Stored data entries:
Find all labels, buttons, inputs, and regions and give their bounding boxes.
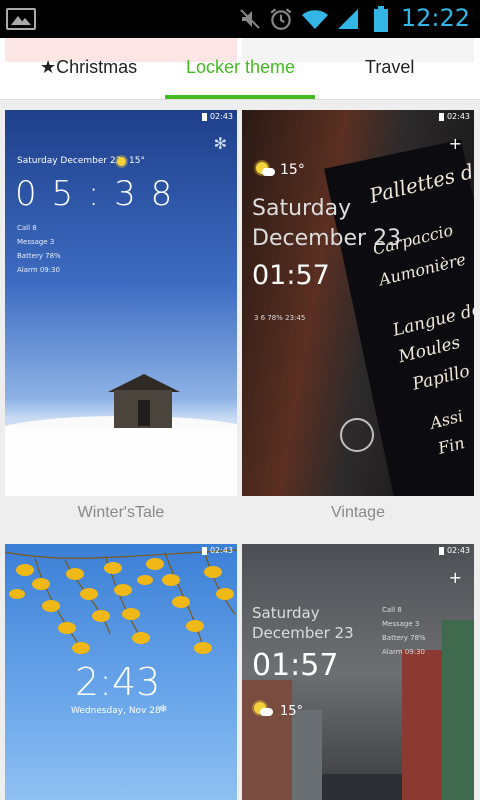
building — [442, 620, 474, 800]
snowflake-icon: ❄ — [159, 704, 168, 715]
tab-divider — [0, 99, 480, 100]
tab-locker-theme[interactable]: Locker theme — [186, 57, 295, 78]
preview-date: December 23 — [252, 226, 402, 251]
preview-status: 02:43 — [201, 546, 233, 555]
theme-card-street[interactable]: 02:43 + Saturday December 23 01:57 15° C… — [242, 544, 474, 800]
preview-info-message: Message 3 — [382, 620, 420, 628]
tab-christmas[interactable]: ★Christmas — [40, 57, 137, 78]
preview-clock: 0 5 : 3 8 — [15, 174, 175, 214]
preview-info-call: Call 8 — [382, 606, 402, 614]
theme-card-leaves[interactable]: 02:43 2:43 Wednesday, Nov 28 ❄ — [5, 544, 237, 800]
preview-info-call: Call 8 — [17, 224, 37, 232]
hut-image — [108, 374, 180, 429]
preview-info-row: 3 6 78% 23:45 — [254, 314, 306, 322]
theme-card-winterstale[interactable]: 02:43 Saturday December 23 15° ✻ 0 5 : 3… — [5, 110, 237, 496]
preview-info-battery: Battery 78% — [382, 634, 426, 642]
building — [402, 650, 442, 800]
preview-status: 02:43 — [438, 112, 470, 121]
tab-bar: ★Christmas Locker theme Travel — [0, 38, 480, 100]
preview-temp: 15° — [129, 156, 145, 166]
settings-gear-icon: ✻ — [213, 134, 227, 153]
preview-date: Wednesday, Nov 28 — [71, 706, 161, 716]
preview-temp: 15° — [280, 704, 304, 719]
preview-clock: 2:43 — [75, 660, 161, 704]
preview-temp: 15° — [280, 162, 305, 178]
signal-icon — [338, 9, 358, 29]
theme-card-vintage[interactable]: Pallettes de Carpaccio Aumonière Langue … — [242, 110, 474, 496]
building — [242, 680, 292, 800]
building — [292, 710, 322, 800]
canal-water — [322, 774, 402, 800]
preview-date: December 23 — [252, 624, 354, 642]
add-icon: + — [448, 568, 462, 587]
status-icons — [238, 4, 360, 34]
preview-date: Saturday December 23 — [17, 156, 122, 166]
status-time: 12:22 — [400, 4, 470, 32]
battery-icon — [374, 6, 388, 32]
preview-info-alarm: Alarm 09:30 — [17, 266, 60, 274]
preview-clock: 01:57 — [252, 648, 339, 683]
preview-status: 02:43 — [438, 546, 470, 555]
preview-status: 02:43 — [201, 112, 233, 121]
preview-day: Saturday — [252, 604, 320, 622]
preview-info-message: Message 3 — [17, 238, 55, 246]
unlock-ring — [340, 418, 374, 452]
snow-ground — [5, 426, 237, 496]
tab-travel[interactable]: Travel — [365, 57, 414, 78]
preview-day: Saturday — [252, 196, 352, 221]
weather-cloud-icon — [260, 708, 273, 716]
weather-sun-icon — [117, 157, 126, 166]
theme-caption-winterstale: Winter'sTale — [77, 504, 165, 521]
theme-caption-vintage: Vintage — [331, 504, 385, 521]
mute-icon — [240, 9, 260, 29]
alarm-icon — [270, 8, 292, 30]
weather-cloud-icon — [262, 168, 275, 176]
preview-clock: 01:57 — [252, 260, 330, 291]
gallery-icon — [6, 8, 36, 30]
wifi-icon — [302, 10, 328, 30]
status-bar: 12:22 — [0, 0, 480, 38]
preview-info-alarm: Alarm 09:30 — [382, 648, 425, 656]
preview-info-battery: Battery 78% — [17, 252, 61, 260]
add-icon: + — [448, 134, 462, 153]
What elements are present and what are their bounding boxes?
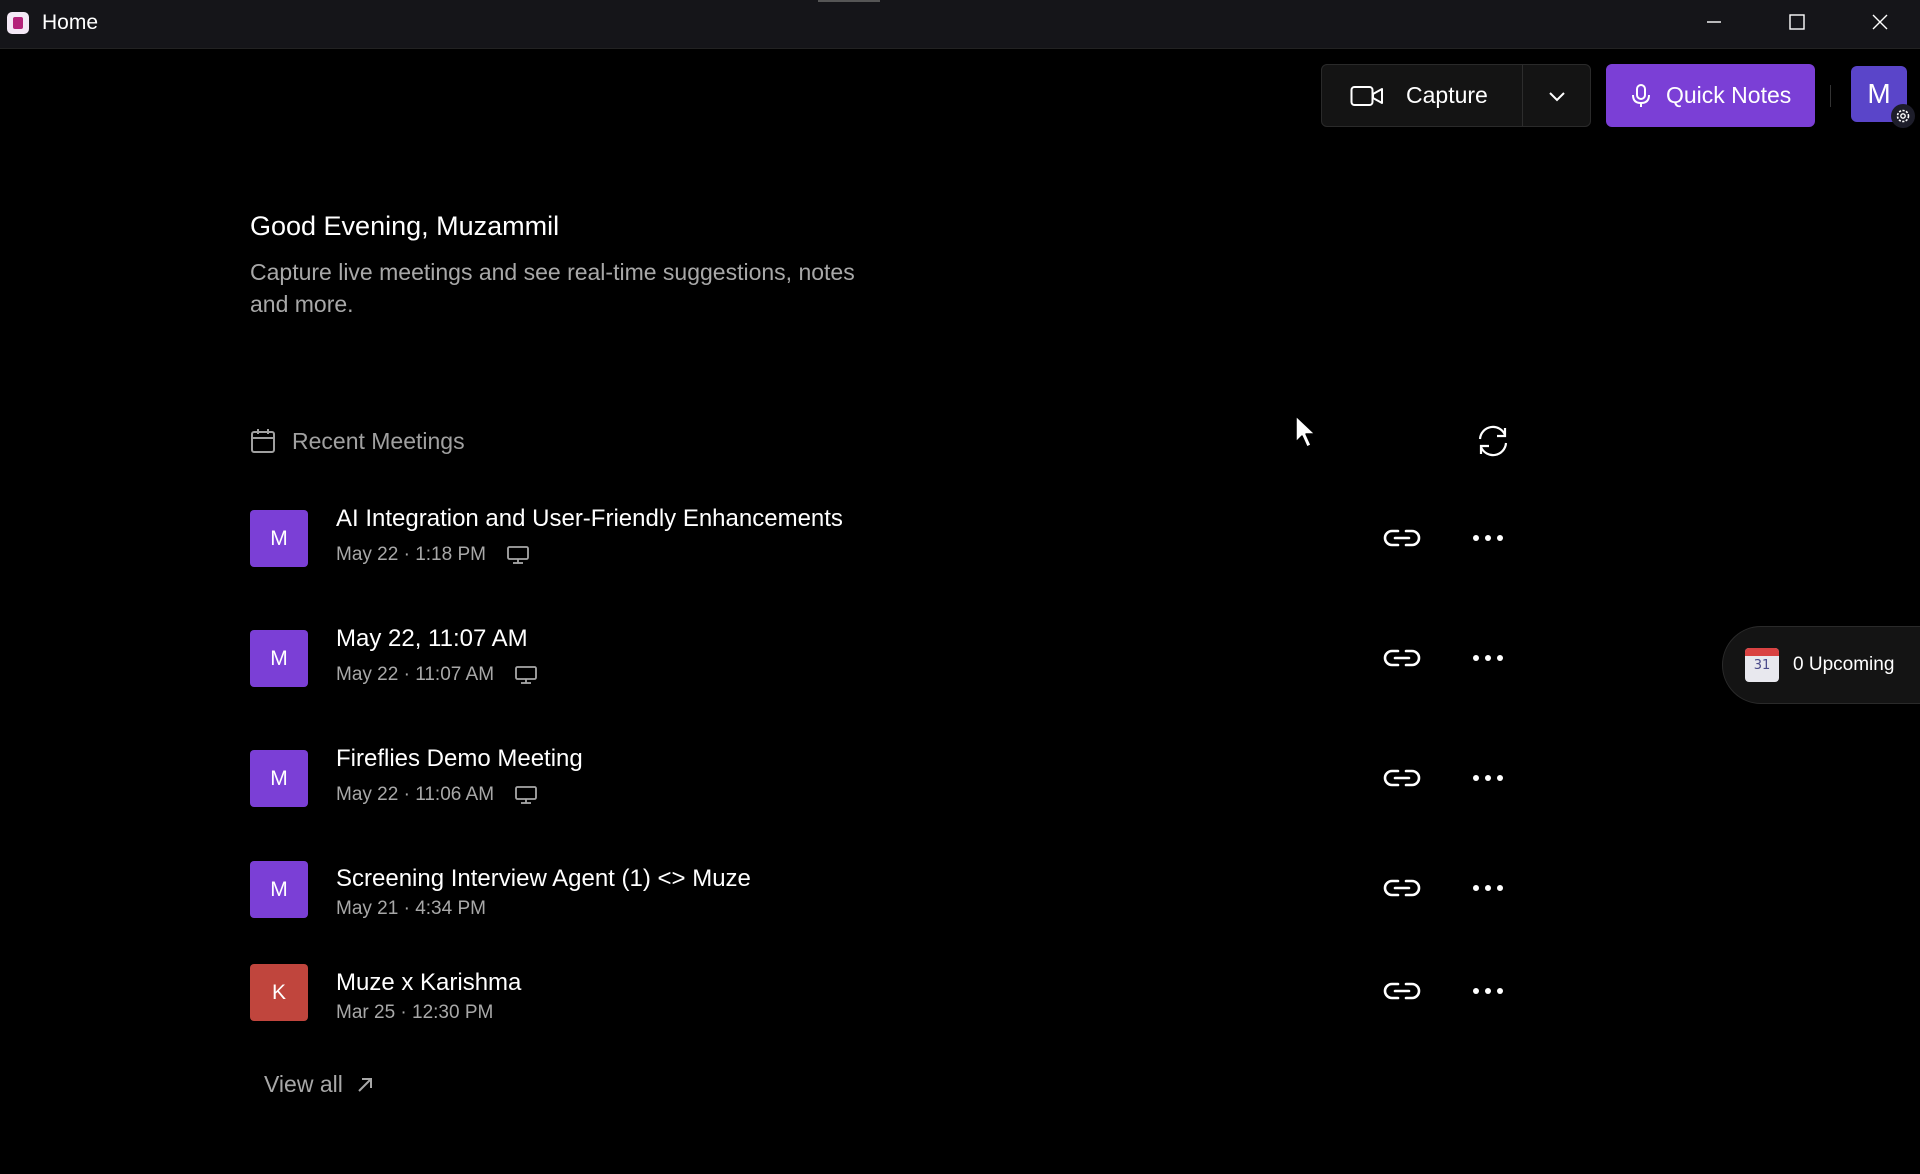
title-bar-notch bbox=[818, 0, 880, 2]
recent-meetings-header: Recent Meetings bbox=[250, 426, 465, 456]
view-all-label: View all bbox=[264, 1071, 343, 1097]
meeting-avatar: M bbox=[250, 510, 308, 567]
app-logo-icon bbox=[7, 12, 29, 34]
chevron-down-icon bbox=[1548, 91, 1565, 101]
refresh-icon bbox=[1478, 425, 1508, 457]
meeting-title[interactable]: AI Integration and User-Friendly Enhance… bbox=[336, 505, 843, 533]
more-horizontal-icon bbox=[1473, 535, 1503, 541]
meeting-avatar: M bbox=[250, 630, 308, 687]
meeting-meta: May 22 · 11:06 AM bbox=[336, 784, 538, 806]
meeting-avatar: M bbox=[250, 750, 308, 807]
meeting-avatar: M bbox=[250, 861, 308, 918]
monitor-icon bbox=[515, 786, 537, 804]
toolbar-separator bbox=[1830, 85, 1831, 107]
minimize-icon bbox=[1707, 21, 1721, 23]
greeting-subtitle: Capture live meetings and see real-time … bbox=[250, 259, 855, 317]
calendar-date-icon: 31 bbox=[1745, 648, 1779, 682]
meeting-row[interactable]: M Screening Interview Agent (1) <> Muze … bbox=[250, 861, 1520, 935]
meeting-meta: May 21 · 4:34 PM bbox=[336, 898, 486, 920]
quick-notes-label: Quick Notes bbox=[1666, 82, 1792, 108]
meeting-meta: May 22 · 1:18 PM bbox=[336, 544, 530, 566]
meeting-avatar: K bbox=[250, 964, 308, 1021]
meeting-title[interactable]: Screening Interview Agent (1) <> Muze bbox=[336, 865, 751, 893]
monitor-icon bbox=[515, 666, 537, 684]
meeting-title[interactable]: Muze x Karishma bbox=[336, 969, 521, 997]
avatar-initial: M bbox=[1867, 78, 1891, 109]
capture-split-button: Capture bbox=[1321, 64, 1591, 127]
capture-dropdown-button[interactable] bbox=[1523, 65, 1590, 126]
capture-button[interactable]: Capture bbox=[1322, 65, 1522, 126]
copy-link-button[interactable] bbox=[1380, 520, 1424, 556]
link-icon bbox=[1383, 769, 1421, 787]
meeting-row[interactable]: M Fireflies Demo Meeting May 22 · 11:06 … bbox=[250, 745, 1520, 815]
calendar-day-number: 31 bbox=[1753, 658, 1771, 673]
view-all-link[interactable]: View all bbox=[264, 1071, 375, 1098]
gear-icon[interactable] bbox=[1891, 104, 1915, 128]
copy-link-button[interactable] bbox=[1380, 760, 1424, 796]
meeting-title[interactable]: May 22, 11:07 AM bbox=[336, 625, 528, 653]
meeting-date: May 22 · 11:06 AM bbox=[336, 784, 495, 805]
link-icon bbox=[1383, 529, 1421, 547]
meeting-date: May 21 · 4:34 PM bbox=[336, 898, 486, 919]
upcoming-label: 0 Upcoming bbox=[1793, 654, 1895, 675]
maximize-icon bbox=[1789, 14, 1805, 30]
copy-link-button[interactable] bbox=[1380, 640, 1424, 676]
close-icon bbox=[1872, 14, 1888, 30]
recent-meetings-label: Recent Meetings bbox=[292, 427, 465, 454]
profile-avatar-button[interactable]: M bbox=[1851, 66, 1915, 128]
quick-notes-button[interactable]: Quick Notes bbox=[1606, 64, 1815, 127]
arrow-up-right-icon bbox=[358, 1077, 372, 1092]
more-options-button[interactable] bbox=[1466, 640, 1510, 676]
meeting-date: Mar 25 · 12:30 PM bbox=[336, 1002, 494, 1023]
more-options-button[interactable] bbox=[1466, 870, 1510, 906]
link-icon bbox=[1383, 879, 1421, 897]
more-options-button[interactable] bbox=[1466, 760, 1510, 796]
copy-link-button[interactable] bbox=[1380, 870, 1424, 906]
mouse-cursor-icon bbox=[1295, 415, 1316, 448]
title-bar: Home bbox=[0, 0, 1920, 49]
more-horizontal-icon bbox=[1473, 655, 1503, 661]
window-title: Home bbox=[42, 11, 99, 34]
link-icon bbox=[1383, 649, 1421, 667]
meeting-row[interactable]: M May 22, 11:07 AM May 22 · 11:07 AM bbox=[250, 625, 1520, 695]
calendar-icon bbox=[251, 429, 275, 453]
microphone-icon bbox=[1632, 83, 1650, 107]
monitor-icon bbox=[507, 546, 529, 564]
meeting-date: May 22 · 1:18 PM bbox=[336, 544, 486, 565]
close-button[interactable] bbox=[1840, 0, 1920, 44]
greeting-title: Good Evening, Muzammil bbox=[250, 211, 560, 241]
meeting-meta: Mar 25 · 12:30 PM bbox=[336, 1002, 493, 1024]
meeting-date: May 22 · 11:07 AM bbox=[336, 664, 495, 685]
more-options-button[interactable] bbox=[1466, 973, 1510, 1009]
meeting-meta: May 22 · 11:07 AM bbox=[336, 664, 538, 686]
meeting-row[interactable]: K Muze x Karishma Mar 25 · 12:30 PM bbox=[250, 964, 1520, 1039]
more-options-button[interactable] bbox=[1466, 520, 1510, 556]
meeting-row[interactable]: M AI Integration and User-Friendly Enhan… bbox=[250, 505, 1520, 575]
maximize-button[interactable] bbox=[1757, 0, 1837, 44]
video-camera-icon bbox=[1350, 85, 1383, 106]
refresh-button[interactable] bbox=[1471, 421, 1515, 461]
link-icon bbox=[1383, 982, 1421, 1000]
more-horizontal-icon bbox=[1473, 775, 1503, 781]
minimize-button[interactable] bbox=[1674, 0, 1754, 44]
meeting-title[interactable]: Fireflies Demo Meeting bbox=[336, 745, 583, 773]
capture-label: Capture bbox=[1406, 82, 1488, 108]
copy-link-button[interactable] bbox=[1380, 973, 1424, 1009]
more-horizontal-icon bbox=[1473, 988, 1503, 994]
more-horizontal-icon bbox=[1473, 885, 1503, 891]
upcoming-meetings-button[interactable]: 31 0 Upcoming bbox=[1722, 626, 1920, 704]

What this task involves
Reproduce verbatim the lines of the data above, from the line containing "title-bar-notch bbox=[818, 0, 880, 2]" through the line containing "meeting-avatar: M bbox=[250, 861, 308, 918]", both included.

Exercise response
title-bar-notch bbox=[818, 0, 880, 2]
recent-meetings-header: Recent Meetings bbox=[250, 426, 465, 456]
view-all-label: View all bbox=[264, 1071, 343, 1097]
meeting-avatar: M bbox=[250, 510, 308, 567]
app-logo-icon bbox=[7, 12, 29, 34]
chevron-down-icon bbox=[1548, 91, 1565, 101]
refresh-icon bbox=[1478, 425, 1508, 457]
meeting-title[interactable]: AI Integration and User-Friendly Enhance… bbox=[336, 505, 843, 533]
more-horizontal-icon bbox=[1473, 535, 1503, 541]
meeting-avatar: M bbox=[250, 630, 308, 687]
meeting-meta: May 22 · 11:06 AM bbox=[336, 784, 538, 806]
meeting-avatar: M bbox=[250, 750, 308, 807]
meeting-avatar: M bbox=[250, 861, 308, 918]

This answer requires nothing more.